=== Written request ===
Copy each line in which the string "BATMASI" occurs.

=== Information shown ===
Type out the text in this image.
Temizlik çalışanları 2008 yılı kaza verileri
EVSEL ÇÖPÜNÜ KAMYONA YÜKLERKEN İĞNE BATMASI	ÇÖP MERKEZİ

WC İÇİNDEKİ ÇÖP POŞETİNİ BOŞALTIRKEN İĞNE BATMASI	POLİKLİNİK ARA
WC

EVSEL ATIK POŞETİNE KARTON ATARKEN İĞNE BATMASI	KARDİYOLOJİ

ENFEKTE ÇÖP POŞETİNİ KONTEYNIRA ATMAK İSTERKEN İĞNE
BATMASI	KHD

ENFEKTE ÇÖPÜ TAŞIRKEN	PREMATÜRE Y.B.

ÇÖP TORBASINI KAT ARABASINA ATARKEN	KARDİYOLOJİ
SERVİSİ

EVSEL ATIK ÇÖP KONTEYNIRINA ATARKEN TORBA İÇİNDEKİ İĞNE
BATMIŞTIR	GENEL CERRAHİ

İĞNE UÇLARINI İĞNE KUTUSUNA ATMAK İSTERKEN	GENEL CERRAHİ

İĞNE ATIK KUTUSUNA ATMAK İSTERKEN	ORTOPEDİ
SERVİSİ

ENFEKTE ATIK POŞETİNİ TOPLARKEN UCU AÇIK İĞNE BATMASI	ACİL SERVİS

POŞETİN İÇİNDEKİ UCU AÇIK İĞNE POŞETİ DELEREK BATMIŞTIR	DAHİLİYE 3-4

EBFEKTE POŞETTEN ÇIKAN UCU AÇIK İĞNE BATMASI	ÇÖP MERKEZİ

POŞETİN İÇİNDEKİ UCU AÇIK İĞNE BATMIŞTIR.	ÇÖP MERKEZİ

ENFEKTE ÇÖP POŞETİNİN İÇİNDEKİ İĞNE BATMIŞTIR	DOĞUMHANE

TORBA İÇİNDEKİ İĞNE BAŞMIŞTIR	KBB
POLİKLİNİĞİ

=== Task output ===
EVSEL ÇÖPÜNÜ KAMYONA YÜKLERKEN İĞNE BATMASI	ÇÖP MERKEZİ
WC İÇİNDEKİ ÇÖP POŞETİNİ BOŞALTIRKEN İĞNE BATMASI	POLİKLİNİK ARA
EVSEL ATIK POŞETİNE KARTON ATARKEN İĞNE BATMASI	KARDİYOLOJİ
BATMASI	KHD
ENFEKTE ATIK POŞETİNİ TOPLARKEN UCU AÇIK İĞNE BATMASI	ACİL SERVİS
EBFEKTE POŞETTEN ÇIKAN UCU AÇIK İĞNE BATMASI	ÇÖP MERKEZİ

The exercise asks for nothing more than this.